** START OF Given information **

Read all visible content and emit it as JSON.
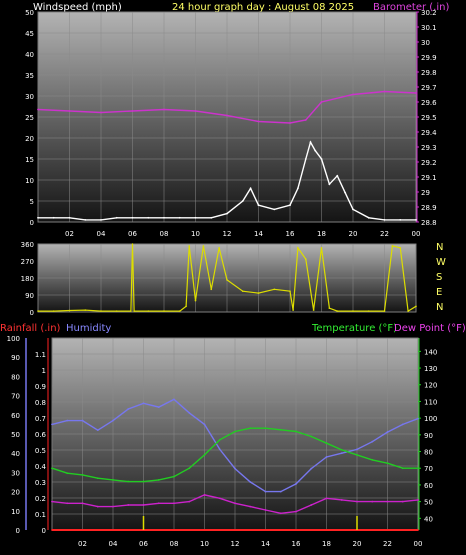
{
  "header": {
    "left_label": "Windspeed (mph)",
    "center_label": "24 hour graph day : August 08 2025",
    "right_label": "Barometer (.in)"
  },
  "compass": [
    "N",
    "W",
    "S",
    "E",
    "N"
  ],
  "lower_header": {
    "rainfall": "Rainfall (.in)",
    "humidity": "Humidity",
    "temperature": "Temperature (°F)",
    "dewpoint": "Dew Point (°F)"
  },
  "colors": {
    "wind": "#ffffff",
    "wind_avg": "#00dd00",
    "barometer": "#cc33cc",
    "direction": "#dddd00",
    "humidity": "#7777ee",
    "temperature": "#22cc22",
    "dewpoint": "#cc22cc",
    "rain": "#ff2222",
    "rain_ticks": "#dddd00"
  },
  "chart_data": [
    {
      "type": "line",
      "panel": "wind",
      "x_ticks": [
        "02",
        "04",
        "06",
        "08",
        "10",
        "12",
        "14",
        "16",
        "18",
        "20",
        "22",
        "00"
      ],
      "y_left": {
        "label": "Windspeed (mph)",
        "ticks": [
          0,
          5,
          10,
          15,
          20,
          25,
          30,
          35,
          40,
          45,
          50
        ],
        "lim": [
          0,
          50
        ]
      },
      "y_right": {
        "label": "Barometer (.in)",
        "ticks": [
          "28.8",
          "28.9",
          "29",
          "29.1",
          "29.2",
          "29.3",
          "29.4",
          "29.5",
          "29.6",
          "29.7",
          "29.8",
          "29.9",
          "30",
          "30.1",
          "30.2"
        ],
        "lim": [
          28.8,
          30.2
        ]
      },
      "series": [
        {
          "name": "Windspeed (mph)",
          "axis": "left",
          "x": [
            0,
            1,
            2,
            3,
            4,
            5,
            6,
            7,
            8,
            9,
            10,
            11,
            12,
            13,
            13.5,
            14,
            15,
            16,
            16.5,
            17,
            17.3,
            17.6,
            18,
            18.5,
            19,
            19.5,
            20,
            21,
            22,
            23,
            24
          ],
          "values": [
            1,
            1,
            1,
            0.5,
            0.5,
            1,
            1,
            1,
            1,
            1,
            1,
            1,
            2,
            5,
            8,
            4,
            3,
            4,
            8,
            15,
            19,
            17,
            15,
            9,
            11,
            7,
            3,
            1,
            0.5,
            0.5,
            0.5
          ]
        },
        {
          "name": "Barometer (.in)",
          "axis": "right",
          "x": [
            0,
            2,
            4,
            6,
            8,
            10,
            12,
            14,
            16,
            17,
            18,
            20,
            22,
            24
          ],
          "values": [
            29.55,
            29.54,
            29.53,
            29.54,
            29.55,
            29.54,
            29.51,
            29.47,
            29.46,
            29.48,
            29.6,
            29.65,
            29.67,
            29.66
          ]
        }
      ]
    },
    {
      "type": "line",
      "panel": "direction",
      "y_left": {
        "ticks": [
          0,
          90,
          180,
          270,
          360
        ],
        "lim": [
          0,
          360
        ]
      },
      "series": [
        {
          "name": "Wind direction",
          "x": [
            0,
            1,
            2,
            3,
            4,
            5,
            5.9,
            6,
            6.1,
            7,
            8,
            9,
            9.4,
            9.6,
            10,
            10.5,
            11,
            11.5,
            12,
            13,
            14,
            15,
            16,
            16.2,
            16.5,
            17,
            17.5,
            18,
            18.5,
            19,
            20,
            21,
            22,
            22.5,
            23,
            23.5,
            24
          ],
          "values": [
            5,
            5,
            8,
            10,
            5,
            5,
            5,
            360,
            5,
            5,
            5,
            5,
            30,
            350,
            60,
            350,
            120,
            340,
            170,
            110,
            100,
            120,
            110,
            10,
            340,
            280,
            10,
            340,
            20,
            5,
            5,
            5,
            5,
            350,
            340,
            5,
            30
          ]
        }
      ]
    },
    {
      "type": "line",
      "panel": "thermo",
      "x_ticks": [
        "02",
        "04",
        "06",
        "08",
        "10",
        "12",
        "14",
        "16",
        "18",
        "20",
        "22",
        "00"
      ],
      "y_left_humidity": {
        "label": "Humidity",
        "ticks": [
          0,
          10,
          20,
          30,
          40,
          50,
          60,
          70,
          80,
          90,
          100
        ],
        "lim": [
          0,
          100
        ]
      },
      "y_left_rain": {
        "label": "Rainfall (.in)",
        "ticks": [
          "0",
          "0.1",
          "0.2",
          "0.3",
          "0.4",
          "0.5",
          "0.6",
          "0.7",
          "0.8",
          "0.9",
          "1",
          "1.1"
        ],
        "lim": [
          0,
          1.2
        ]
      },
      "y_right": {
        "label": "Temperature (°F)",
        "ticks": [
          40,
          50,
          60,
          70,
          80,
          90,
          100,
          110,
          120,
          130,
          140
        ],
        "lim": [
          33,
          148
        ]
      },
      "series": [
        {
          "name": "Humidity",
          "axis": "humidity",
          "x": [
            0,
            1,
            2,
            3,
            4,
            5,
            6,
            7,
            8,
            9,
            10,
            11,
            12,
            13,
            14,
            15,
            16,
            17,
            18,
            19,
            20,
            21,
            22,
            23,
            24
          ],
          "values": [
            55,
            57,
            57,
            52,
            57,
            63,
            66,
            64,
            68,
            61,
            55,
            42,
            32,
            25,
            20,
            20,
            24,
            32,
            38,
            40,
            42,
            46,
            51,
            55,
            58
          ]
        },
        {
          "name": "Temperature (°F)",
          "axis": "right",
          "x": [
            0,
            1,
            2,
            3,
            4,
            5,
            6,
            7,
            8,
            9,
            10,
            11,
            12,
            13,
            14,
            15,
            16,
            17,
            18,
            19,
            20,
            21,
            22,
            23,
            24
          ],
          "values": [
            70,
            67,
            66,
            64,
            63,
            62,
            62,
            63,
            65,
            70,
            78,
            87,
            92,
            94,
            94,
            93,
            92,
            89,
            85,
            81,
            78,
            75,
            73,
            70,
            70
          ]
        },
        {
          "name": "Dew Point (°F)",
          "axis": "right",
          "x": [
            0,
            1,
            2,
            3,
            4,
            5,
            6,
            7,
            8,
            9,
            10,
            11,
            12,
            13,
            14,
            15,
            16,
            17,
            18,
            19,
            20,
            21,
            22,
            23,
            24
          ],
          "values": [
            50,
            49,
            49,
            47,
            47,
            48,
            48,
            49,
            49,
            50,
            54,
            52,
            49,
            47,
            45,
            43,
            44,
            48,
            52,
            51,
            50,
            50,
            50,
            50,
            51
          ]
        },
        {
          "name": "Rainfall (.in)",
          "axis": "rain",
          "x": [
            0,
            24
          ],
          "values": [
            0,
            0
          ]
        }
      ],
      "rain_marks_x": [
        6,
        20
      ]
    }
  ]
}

** END OF Given information **
** START OF Given information **

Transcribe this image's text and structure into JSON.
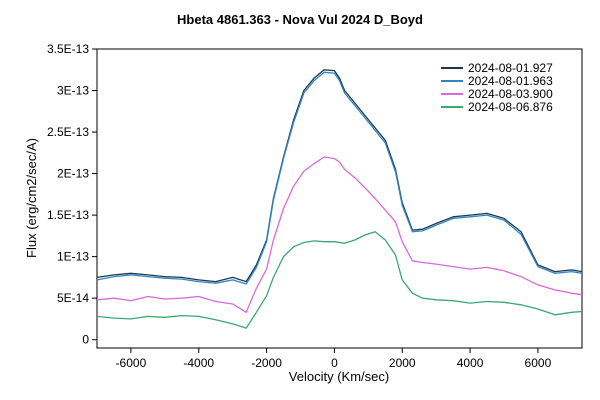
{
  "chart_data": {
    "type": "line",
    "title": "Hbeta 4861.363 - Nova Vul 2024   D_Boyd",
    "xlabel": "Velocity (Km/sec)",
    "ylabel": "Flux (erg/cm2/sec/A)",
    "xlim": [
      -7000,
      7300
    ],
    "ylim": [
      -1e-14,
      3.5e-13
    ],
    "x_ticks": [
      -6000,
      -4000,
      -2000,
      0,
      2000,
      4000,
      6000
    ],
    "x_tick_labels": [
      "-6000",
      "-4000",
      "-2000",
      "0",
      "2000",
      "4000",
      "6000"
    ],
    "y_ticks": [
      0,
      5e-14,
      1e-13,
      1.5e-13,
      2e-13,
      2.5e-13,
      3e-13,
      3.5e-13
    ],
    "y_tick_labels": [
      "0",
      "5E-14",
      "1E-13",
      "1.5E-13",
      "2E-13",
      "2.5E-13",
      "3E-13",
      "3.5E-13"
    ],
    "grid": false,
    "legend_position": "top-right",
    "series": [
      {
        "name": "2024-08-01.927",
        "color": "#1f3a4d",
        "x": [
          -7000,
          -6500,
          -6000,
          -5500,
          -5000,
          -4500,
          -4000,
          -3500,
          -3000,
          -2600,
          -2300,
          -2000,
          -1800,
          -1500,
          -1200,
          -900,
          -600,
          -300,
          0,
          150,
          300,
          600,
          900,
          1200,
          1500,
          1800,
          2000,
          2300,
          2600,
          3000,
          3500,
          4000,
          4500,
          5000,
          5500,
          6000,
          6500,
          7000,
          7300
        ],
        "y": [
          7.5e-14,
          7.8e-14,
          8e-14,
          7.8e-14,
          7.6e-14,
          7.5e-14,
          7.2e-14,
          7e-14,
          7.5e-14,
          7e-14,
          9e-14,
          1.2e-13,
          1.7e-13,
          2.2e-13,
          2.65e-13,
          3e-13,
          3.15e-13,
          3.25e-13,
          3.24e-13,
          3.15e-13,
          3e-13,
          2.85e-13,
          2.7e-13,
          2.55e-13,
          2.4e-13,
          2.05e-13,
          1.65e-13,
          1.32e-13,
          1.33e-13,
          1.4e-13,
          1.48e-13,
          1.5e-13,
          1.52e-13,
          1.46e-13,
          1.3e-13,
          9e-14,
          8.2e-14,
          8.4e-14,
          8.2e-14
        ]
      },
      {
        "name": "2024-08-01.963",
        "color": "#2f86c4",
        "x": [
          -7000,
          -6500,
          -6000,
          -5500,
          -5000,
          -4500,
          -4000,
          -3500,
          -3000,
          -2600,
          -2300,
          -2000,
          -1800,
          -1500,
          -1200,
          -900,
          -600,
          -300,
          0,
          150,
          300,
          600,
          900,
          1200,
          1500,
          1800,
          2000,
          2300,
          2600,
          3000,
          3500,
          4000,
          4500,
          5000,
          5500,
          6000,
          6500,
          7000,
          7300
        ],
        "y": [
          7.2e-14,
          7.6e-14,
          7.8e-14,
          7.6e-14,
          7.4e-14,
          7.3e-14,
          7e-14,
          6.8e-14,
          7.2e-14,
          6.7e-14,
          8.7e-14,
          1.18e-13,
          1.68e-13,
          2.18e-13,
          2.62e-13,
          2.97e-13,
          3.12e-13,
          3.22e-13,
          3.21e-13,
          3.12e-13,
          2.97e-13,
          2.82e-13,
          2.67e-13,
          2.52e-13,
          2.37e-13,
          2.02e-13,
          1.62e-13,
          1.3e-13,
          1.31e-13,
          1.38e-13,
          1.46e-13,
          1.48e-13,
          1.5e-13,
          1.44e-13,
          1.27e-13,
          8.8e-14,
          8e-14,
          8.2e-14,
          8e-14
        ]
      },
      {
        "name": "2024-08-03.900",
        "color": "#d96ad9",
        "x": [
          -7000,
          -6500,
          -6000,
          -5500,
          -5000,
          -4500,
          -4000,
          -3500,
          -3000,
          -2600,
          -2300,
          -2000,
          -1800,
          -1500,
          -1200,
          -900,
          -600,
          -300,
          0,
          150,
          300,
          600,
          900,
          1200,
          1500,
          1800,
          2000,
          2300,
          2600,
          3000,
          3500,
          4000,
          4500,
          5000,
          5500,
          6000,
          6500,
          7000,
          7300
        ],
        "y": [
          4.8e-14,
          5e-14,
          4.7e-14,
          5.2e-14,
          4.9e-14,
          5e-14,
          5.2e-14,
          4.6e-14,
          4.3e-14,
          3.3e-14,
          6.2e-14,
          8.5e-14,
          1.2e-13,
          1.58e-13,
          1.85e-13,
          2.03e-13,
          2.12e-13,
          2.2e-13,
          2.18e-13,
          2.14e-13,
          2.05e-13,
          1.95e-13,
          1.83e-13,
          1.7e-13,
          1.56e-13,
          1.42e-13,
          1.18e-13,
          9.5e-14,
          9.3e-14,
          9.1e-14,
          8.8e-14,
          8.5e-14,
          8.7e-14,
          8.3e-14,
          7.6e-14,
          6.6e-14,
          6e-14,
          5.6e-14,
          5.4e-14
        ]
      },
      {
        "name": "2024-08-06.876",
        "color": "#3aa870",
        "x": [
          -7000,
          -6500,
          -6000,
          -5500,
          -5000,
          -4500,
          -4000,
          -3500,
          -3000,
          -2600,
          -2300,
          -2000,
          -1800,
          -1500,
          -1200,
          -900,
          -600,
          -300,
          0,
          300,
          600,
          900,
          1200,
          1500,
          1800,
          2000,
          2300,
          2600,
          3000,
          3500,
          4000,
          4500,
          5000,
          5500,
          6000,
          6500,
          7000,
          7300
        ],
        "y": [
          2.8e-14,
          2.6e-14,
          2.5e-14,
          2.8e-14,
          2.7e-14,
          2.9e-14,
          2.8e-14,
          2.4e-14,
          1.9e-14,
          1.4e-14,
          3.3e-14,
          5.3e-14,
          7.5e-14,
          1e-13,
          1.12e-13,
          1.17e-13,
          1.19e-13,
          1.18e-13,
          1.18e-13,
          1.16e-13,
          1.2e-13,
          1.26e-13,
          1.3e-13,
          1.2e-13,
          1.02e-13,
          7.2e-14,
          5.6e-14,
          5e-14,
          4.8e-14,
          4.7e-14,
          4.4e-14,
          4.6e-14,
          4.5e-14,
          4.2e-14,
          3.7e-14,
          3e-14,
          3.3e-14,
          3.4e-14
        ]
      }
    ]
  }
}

** END OF Given information **

» **Exercise objective**
Show every line from the entries above in which "panel" appears.

» **Answer to this task**
      "panel": "wind",
      "panel": "direction",
      "panel": "thermo",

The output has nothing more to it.